== Objective ==
Copy out the entries exactly, from the first line to the last.

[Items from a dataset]
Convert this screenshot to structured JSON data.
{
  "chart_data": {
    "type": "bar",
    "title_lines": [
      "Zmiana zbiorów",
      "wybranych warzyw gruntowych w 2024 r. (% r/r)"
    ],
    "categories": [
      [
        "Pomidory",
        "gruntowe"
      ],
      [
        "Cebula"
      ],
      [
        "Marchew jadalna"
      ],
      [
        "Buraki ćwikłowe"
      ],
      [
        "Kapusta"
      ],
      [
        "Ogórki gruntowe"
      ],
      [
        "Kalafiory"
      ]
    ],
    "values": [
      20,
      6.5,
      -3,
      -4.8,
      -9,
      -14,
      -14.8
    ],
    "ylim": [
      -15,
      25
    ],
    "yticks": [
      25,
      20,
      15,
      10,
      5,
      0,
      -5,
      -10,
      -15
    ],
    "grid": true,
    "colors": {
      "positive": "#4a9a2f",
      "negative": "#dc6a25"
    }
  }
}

== Result of this exercise ==
Convert this screenshot to structured JSON data.
{
  "chart_data": {
    "type": "bar",
    "title_lines": [
      "Zmiana zbiorów",
      "wybranych warzyw gruntowych w 2024 r. (% r/r)"
    ],
    "categories": [
      [
        "Pomidory",
        "gruntowe"
      ],
      [
        "Cebula"
      ],
      [
        "Marchew jadalna"
      ],
      [
        "Buraki ćwikłowe"
      ],
      [
        "Kapusta"
      ],
      [
        "Ogórki gruntowe"
      ],
      [
        "Kalafiory"
      ]
    ],
    "values": [
      20,
      6.5,
      -3,
      -4.8,
      -9,
      -14,
      -14.8
    ],
    "ylim": [
      -15,
      25
    ],
    "yticks": [
      25,
      20,
      15,
      10,
      5,
      0,
      -5,
      -10,
      -15
    ],
    "grid": true,
    "colors": {
      "positive": "#4a9a2f",
      "negative": "#dc6a25"
    }
  }
}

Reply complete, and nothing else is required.